■ **Task to complete**: Write out the data again exactly, skipping every picture.

[START Task data]

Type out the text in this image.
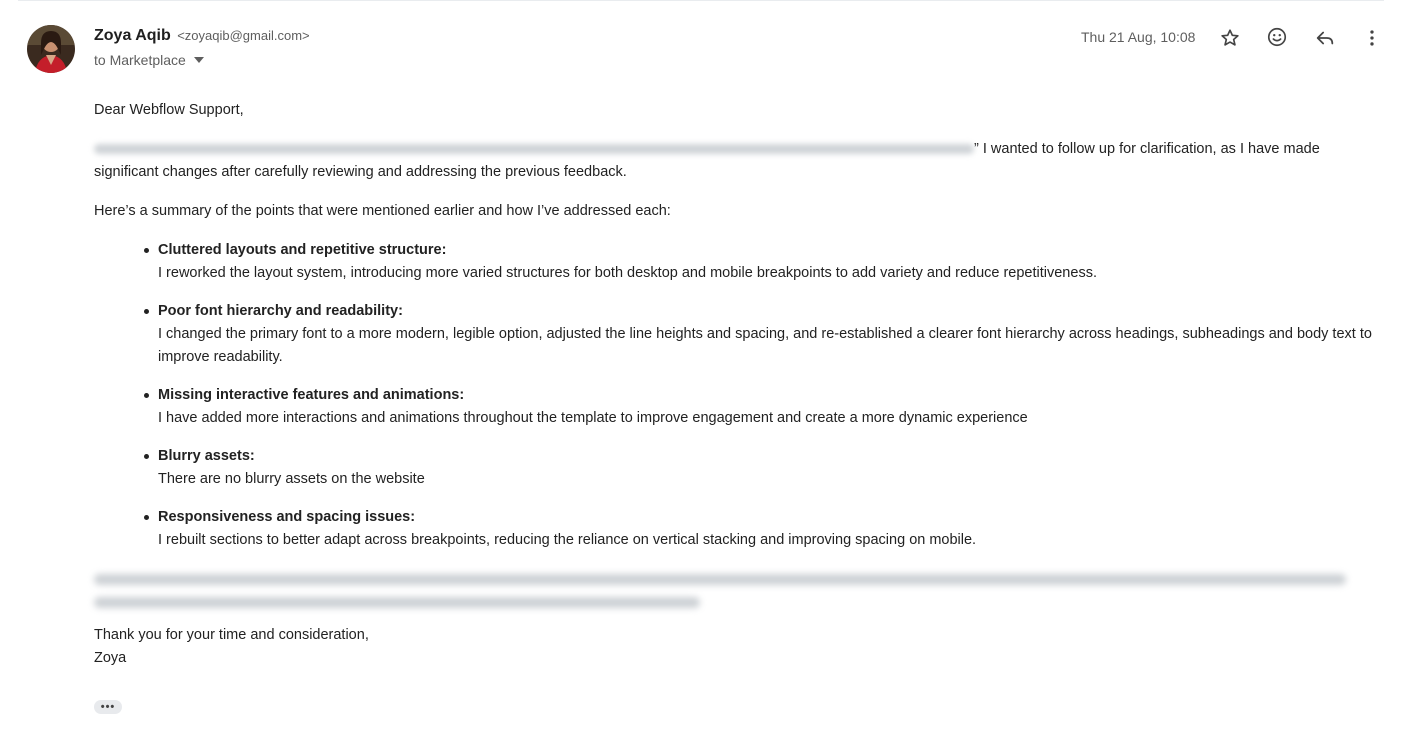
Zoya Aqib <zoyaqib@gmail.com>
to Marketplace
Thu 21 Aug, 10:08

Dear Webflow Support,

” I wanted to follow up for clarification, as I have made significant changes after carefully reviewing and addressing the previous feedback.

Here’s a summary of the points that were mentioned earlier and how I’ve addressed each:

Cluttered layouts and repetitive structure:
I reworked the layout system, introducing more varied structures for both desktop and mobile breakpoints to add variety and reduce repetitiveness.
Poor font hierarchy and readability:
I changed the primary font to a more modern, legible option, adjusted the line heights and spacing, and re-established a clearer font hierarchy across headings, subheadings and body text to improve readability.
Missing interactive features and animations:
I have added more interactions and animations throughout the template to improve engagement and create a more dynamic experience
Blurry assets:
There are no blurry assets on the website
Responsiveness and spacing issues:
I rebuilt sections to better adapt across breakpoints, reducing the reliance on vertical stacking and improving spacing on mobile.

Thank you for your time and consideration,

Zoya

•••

[END Task data]

■ **Output for this exercise**:
Type out the text in this image.
Zoya Aqib <zoyaqib@gmail.com>
to Marketplace
Thu 21 Aug, 10:08

Dear Webflow Support,

” I wanted to follow up for clarification, as I have made significant changes after carefully reviewing and addressing the previous feedback.

Here’s a summary of the points that were mentioned earlier and how I’ve addressed each:

Cluttered layouts and repetitive structure:
I reworked the layout system, introducing more varied structures for both desktop and mobile breakpoints to add variety and reduce repetitiveness.
Poor font hierarchy and readability:
I changed the primary font to a more modern, legible option, adjusted the line heights and spacing, and re-established a clearer font hierarchy across headings, subheadings and body text to improve readability.
Missing interactive features and animations:
I have added more interactions and animations throughout the template to improve engagement and create a more dynamic experience
Blurry assets:
There are no blurry assets on the website
Responsiveness and spacing issues:
I rebuilt sections to better adapt across breakpoints, reducing the reliance on vertical stacking and improving spacing on mobile.

Thank you for your time and consideration,

Zoya

•••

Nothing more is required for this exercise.